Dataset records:
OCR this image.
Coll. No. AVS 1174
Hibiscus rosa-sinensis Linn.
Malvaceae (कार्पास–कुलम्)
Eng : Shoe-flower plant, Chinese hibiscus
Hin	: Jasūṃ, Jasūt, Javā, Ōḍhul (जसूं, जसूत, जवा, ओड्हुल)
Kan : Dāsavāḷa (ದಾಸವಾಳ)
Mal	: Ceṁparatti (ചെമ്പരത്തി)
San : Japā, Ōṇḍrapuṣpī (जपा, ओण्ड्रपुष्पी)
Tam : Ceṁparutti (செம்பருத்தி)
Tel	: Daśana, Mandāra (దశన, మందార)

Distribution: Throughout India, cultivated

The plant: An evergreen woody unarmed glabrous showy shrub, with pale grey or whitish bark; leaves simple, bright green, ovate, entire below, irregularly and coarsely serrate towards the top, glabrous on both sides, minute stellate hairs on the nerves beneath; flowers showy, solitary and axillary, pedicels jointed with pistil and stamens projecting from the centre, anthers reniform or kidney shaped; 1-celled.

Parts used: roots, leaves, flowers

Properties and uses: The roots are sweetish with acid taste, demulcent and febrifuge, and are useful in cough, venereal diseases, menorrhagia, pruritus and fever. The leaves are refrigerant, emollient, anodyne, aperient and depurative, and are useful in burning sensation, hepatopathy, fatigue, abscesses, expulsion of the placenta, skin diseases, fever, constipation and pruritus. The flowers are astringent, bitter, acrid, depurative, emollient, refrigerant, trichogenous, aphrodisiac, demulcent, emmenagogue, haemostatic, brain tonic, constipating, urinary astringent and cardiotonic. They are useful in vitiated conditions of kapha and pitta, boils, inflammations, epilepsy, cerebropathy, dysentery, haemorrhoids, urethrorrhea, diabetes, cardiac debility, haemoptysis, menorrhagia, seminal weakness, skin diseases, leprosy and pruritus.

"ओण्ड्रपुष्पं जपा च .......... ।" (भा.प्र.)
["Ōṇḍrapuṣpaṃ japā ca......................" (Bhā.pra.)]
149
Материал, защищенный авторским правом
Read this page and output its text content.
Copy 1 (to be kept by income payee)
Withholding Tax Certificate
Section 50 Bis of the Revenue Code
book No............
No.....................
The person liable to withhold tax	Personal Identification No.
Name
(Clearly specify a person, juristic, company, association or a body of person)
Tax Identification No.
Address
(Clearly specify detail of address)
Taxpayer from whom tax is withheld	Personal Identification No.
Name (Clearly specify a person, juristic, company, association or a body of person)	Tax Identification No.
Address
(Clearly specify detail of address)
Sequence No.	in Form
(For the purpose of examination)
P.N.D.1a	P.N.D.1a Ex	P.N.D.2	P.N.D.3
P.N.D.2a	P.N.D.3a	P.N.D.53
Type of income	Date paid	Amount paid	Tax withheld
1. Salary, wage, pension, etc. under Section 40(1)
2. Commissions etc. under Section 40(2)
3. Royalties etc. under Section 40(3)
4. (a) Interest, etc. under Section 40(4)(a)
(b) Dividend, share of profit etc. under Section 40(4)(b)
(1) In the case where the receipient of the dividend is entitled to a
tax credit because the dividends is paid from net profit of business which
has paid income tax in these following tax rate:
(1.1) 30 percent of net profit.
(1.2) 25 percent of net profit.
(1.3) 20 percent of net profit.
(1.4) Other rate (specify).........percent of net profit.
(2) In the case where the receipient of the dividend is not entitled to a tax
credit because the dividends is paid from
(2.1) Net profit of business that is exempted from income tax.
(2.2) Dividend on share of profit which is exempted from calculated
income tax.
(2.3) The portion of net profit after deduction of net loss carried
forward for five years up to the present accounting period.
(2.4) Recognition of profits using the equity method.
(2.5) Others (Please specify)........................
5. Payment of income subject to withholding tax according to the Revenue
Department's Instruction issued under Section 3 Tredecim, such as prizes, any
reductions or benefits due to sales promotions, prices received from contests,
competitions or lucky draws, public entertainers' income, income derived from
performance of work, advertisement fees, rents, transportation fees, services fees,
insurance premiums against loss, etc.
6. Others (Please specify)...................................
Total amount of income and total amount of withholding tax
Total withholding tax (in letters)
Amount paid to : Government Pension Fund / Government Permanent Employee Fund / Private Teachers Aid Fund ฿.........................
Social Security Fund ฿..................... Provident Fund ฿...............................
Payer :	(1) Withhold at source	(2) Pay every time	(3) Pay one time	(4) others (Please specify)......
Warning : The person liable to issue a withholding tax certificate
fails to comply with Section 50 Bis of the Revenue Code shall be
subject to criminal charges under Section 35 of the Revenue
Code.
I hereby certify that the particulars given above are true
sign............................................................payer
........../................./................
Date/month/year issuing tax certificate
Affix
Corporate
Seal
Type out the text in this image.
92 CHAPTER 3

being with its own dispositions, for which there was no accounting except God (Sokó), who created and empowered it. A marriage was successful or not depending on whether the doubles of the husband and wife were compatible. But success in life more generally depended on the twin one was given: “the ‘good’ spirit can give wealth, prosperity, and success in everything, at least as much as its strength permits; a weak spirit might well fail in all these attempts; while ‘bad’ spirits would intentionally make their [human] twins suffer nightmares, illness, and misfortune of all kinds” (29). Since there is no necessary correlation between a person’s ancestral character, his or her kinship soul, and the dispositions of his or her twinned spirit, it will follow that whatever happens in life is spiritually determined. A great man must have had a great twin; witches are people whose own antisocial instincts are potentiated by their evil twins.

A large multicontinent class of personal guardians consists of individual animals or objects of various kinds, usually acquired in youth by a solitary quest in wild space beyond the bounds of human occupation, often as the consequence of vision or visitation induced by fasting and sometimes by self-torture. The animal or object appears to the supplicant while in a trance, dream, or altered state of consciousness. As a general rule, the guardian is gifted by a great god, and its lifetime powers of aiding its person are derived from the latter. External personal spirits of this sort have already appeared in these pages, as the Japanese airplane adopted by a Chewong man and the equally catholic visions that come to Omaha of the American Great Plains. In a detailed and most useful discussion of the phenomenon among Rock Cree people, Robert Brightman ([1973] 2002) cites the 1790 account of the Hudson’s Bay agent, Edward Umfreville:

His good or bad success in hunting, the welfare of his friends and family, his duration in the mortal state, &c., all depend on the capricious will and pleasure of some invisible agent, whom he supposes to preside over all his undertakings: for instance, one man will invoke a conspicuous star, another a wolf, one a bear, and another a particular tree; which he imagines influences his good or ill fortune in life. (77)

▶ What to work on:
Give an exact repetition of all the material.

▶ Finished task:
OCR this image.
Coll. No. AVS 1174
Hibiscus rosa-sinensis Linn.
Malvaceae (कार्पास–कुलम्)
Eng : Shoe-flower plant, Chinese hibiscus
Hin	: Jasūṃ, Jasūt, Javā, Ōḍhul (जसूं, जसूत, जवा, ओड्हुल)
Kan : Dāsavāḷa (ದಾಸವಾಳ)
Mal	: Ceṁparatti (ചെമ്പരത്തി)
San : Japā, Ōṇḍrapuṣpī (जपा, ओण्ड्रपुष्पी)
Tam : Ceṁparutti (செம்பருத்தி)
Tel	: Daśana, Mandāra (దశన, మందార)

Distribution: Throughout India, cultivated

The plant: An evergreen woody unarmed glabrous showy shrub, with pale grey or whitish bark; leaves simple, bright green, ovate, entire below, irregularly and coarsely serrate towards the top, glabrous on both sides, minute stellate hairs on the nerves beneath; flowers showy, solitary and axillary, pedicels jointed with pistil and stamens projecting from the centre, anthers reniform or kidney shaped; 1-celled.

Parts used: roots, leaves, flowers

Properties and uses: The roots are sweetish with acid taste, demulcent and febrifuge, and are useful in cough, venereal diseases, menorrhagia, pruritus and fever. The leaves are refrigerant, emollient, anodyne, aperient and depurative, and are useful in burning sensation, hepatopathy, fatigue, abscesses, expulsion of the placenta, skin diseases, fever, constipation and pruritus. The flowers are astringent, bitter, acrid, depurative, emollient, refrigerant, trichogenous, aphrodisiac, demulcent, emmenagogue, haemostatic, brain tonic, constipating, urinary astringent and cardiotonic. They are useful in vitiated conditions of kapha and pitta, boils, inflammations, epilepsy, cerebropathy, dysentery, haemorrhoids, urethrorrhea, diabetes, cardiac debility, haemoptysis, menorrhagia, seminal weakness, skin diseases, leprosy and pruritus.

"ओण्ड्रपुष्पं जपा च .......... ।" (भा.प्र.)
["Ōṇḍrapuṣpaṃ japā ca......................" (Bhā.pra.)]
149
Материал, защищенный авторским правом
Read this page and output its text content.
Copy 1 (to be kept by income payee)
Withholding Tax Certificate
Section 50 Bis of the Revenue Code
book No............
No.....................
The person liable to withhold tax	Personal Identification No.
Name
(Clearly specify a person, juristic, company, association or a body of person)
Tax Identification No.
Address
(Clearly specify detail of address)
Taxpayer from whom tax is withheld	Personal Identification No.
Name (Clearly specify a person, juristic, company, association or a body of person)	Tax Identification No.
Address
(Clearly specify detail of address)
Sequence No.	in Form
(For the purpose of examination)
P.N.D.1a	P.N.D.1a Ex	P.N.D.2	P.N.D.3
P.N.D.2a	P.N.D.3a	P.N.D.53
Type of income	Date paid	Amount paid	Tax withheld
1. Salary, wage, pension, etc. under Section 40(1)
2. Commissions etc. under Section 40(2)
3. Royalties etc. under Section 40(3)
4. (a) Interest, etc. under Section 40(4)(a)
(b) Dividend, share of profit etc. under Section 40(4)(b)
(1) In the case where the receipient of the dividend is entitled to a
tax credit because the dividends is paid from net profit of business which
has paid income tax in these following tax rate:
(1.1) 30 percent of net profit.
(1.2) 25 percent of net profit.
(1.3) 20 percent of net profit.
(1.4) Other rate (specify).........percent of net profit.
(2) In the case where the receipient of the dividend is not entitled to a tax
credit because the dividends is paid from
(2.1) Net profit of business that is exempted from income tax.
(2.2) Dividend on share of profit which is exempted from calculated
income tax.
(2.3) The portion of net profit after deduction of net loss carried
forward for five years up to the present accounting period.
(2.4) Recognition of profits using the equity method.
(2.5) Others (Please specify)........................
5. Payment of income subject to withholding tax according to the Revenue
Department's Instruction issued under Section 3 Tredecim, such as prizes, any
reductions or benefits due to sales promotions, prices received from contests,
competitions or lucky draws, public entertainers' income, income derived from
performance of work, advertisement fees, rents, transportation fees, services fees,
insurance premiums against loss, etc.
6. Others (Please specify)...................................
Total amount of income and total amount of withholding tax
Total withholding tax (in letters)
Amount paid to : Government Pension Fund / Government Permanent Employee Fund / Private Teachers Aid Fund ฿.........................
Social Security Fund ฿..................... Provident Fund ฿...............................
Payer :	(1) Withhold at source	(2) Pay every time	(3) Pay one time	(4) others (Please specify)......
Warning : The person liable to issue a withholding tax certificate
fails to comply with Section 50 Bis of the Revenue Code shall be
subject to criminal charges under Section 35 of the Revenue
Code.
I hereby certify that the particulars given above are true
sign............................................................payer
........../................./................
Date/month/year issuing tax certificate
Affix
Corporate
Seal
Type out the text in this image.
92 CHAPTER 3

being with its own dispositions, for which there was no accounting except God (Sokó), who created and empowered it. A marriage was successful or not depending on whether the doubles of the husband and wife were compatible. But success in life more generally depended on the twin one was given: “the ‘good’ spirit can give wealth, prosperity, and success in everything, at least as much as its strength permits; a weak spirit might well fail in all these attempts; while ‘bad’ spirits would intentionally make their [human] twins suffer nightmares, illness, and misfortune of all kinds” (29). Since there is no necessary correlation between a person’s ancestral character, his or her kinship soul, and the dispositions of his or her twinned spirit, it will follow that whatever happens in life is spiritually determined. A great man must have had a great twin; witches are people whose own antisocial instincts are potentiated by their evil twins.

A large multicontinent class of personal guardians consists of individual animals or objects of various kinds, usually acquired in youth by a solitary quest in wild space beyond the bounds of human occupation, often as the consequence of vision or visitation induced by fasting and sometimes by self-torture. The animal or object appears to the supplicant while in a trance, dream, or altered state of consciousness. As a general rule, the guardian is gifted by a great god, and its lifetime powers of aiding its person are derived from the latter. External personal spirits of this sort have already appeared in these pages, as the Japanese airplane adopted by a Chewong man and the equally catholic visions that come to Omaha of the American Great Plains. In a detailed and most useful discussion of the phenomenon among Rock Cree people, Robert Brightman ([1973] 2002) cites the 1790 account of the Hudson’s Bay agent, Edward Umfreville:

His good or bad success in hunting, the welfare of his friends and family, his duration in the mortal state, &c., all depend on the capricious will and pleasure of some invisible agent, whom he supposes to preside over all his undertakings: for instance, one man will invoke a conspicuous star, another a wolf, one a bear, and another a particular tree; which he imagines influences his good or ill fortune in life. (77)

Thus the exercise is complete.